▶ _To do_
Collect every line of the records below that contains the word "handle".
* Begin Excerpted records *
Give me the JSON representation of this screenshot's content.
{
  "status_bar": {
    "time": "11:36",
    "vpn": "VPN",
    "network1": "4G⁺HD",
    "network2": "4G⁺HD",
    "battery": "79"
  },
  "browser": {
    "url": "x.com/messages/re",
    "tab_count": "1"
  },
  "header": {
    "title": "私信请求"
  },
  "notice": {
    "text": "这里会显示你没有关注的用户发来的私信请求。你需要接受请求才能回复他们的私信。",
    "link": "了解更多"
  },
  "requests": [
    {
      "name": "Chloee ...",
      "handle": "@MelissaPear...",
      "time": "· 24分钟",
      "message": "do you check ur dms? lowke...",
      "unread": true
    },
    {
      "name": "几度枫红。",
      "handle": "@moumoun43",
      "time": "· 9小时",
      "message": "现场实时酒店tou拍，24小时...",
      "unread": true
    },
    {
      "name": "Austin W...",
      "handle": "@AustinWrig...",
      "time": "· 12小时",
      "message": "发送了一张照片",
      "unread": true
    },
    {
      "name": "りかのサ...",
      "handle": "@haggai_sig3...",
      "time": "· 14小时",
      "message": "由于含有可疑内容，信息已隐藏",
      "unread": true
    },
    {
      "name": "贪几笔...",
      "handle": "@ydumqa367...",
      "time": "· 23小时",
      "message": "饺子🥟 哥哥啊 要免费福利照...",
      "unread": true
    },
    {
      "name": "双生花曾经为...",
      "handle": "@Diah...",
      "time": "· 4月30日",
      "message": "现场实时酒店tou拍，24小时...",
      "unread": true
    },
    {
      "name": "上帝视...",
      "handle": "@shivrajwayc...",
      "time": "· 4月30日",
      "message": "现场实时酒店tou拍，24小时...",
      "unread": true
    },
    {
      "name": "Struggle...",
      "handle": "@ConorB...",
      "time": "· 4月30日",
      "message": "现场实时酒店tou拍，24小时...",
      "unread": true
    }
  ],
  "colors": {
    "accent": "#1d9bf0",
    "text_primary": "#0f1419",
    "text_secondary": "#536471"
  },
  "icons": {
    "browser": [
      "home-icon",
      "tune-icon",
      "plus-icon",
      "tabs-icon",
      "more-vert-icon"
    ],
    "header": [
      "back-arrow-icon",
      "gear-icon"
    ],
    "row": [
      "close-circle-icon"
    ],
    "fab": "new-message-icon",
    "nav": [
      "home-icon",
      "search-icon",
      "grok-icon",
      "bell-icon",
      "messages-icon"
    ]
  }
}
* End Excerpted records *
▶ _Written solution_
      "handle": "@MelissaPear...",
      "handle": "@moumoun43",
      "handle": "@AustinWrig...",
      "handle": "@haggai_sig3...",
      "handle": "@ydumqa367...",
      "handle": "@Diah...",
      "handle": "@shivrajwayc...",
      "handle": "@ConorB...",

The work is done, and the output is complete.